Repeat exactly each line of the data provided below.

= = = = =

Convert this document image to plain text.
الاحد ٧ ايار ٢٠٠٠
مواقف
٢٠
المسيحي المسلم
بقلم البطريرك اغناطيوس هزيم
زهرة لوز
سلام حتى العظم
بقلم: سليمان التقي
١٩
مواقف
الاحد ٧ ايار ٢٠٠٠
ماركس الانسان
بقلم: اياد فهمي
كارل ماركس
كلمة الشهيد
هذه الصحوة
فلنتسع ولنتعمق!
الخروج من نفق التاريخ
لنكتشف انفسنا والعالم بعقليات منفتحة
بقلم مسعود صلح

= = = = =

• **Completed exercise**
Convert this document image to plain text.
الاحد ٧ ايار ٢٠٠٠
مواقف
٢٠
المسيحي المسلم
بقلم البطريرك اغناطيوس هزيم
زهرة لوز
سلام حتى العظم
بقلم: سليمان التقي
١٩
مواقف
الاحد ٧ ايار ٢٠٠٠
ماركس الانسان
بقلم: اياد فهمي
كارل ماركس
كلمة الشهيد
هذه الصحوة
فلنتسع ولنتعمق!
الخروج من نفق التاريخ
لنكتشف انفسنا والعالم بعقليات منفتحة
بقلم مسعود صلح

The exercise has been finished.